EXERCISE BRIEF: Present every line of the records below as a Markdown table with two columns, No. and Line, numbering each row and omitting any blank lines.

THE INPUT:

########################################

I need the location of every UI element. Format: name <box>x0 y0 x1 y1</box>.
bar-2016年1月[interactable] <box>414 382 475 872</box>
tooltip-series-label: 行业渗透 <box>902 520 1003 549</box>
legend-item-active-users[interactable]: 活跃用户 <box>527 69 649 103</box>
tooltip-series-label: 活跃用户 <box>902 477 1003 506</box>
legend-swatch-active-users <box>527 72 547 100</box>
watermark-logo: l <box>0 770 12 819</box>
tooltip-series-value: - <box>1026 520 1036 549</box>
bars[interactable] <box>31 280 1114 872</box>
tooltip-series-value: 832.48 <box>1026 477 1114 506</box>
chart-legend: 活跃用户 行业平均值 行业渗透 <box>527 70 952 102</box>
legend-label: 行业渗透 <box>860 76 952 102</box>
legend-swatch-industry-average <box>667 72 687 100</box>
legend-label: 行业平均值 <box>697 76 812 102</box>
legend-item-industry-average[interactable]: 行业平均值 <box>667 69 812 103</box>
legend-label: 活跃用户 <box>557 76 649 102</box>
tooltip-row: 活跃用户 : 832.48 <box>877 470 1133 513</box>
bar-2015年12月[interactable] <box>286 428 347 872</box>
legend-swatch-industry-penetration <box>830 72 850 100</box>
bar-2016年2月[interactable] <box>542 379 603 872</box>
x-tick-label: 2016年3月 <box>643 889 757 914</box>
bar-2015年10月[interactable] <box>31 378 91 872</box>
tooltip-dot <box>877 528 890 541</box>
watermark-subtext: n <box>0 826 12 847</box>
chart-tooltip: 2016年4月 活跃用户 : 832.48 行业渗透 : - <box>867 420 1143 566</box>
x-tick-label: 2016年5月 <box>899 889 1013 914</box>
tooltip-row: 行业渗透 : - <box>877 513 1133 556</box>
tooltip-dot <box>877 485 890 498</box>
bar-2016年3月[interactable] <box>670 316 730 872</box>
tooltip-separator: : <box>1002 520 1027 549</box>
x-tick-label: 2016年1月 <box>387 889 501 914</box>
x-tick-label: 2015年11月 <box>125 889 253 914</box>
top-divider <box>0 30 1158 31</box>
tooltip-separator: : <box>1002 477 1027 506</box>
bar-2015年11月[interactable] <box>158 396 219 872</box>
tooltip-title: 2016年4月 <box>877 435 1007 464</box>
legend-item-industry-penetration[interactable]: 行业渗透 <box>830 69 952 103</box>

########################################

EXPECTED ANSWER:
| No. | Line |
|---|---|
| 1 | I need the location of every UI element. Format: name <box>x0 y0 x1 y1</box>. |
| 2 | bar-2016年1月[interactable] <box>414 382 475 872</box> |
| 3 | tooltip-series-label: 行业渗透 <box>902 520 1003 549</box> |
| 4 | legend-item-active-users[interactable]: 活跃用户 <box>527 69 649 103</box> |
| 5 | tooltip-series-label: 活跃用户 <box>902 477 1003 506</box> |
| 6 | legend-swatch-active-users <box>527 72 547 100</box> |
| 7 | watermark-logo: l <box>0 770 12 819</box> |
| 8 | tooltip-series-value: - <box>1026 520 1036 549</box> |
| 9 | bars[interactable] <box>31 280 1114 872</box> |
| 10 | tooltip-series-value: 832.48 <box>1026 477 1114 506</box> |
| 11 | chart-legend: 活跃用户 行业平均值 行业渗透 <box>527 70 952 102</box> |
| 12 | legend-label: 行业渗透 <box>860 76 952 102</box> |
| 13 | legend-swatch-industry-average <box>667 72 687 100</box> |
| 14 | legend-label: 行业平均值 <box>697 76 812 102</box> |
| 15 | legend-item-industry-average[interactable]: 行业平均值 <box>667 69 812 103</box> |
| 16 | legend-label: 活跃用户 <box>557 76 649 102</box> |
| 17 | tooltip-row: 活跃用户 : 832.48 <box>877 470 1133 513</box> |
| 18 | bar-2015年12月[interactable] <box>286 428 347 872</box> |
| 19 | legend-swatch-industry-penetration <box>830 72 850 100</box> |
| 20 | bar-2016年2月[interactable] <box>542 379 603 872</box> |
| 21 | x-tick-label: 2016年3月 <box>643 889 757 914</box> |
| 22 | bar-2015年10月[interactable] <box>31 378 91 872</box> |
| 23 | tooltip-dot <box>877 528 890 541</box> |
| 24 | watermark-subtext: n <box>0 826 12 847</box> |
| 25 | chart-tooltip: 2016年4月 活跃用户 : 832.48 行业渗透 : - <box>867 420 1143 566</box> |
| 26 | x-tick-label: 2016年5月 <box>899 889 1013 914</box> |
| 27 | tooltip-row: 行业渗透 : - <box>877 513 1133 556</box> |
| 28 | tooltip-dot <box>877 485 890 498</box> |
| 29 | bar-2016年3月[interactable] <box>670 316 730 872</box> |
| 30 | tooltip-separator: : <box>1002 520 1027 549</box> |
| 31 | x-tick-label: 2016年1月 <box>387 889 501 914</box> |
| 32 | x-tick-label: 2015年11月 <box>125 889 253 914</box> |
| 33 | top-divider <box>0 30 1158 31</box> |
| 34 | tooltip-separator: : <box>1002 477 1027 506</box> |
| 35 | bar-2015年11月[interactable] <box>158 396 219 872</box> |
| 36 | tooltip-title: 2016年4月 <box>877 435 1007 464</box> |
| 37 | legend-item-industry-penetration[interactable]: 行业渗透 <box>830 69 952 103</box> |